— Begin Record set —
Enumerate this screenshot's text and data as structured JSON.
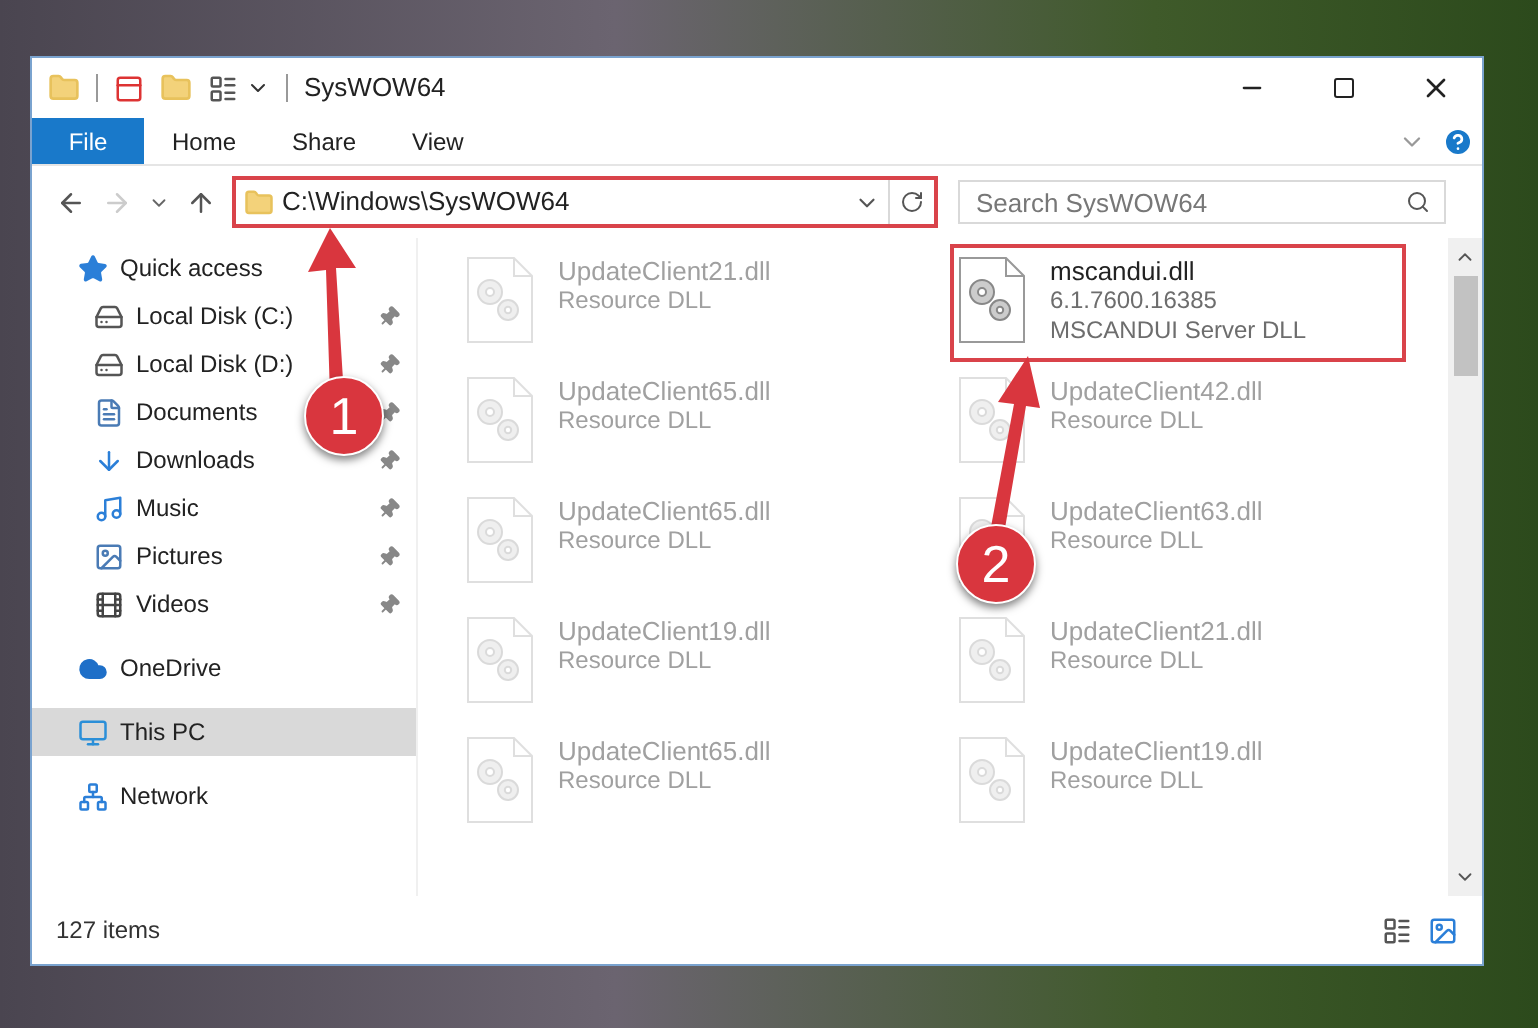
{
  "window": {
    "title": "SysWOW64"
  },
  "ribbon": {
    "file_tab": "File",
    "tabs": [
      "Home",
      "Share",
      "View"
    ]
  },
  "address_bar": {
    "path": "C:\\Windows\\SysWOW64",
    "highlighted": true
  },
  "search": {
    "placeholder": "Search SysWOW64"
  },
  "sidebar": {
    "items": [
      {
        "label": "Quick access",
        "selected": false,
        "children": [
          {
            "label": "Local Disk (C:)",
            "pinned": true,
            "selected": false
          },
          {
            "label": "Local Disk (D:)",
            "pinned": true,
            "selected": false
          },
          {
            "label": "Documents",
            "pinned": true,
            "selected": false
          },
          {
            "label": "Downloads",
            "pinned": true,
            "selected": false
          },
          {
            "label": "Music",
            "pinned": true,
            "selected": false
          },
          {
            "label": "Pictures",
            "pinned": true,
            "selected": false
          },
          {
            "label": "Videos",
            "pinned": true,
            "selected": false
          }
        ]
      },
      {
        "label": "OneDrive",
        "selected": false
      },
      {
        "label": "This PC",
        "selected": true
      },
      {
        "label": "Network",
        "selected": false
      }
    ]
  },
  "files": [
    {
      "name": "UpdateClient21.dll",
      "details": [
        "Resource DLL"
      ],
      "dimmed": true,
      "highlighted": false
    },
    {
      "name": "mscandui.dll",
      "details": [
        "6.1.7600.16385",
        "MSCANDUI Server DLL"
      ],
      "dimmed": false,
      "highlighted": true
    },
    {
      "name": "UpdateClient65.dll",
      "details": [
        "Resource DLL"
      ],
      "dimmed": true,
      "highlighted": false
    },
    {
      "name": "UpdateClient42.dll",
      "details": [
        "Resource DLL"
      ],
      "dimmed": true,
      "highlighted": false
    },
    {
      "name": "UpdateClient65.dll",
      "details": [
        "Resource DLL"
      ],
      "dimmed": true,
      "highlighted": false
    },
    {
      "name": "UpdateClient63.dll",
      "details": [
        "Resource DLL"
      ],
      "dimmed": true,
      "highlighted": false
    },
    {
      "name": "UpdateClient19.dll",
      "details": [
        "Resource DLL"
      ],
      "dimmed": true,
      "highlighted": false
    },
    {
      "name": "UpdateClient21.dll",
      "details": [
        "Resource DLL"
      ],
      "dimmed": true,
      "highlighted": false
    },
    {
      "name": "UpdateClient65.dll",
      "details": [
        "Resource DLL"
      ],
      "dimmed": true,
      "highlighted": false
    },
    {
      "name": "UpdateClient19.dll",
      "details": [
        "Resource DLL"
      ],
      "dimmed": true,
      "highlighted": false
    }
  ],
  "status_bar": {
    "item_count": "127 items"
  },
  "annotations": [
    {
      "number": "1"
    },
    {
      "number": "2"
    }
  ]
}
— End Record set —
- [Your task]:
Tell how many lines in the records above contain "Local", giving the number and no other words.

- [Output below]:
2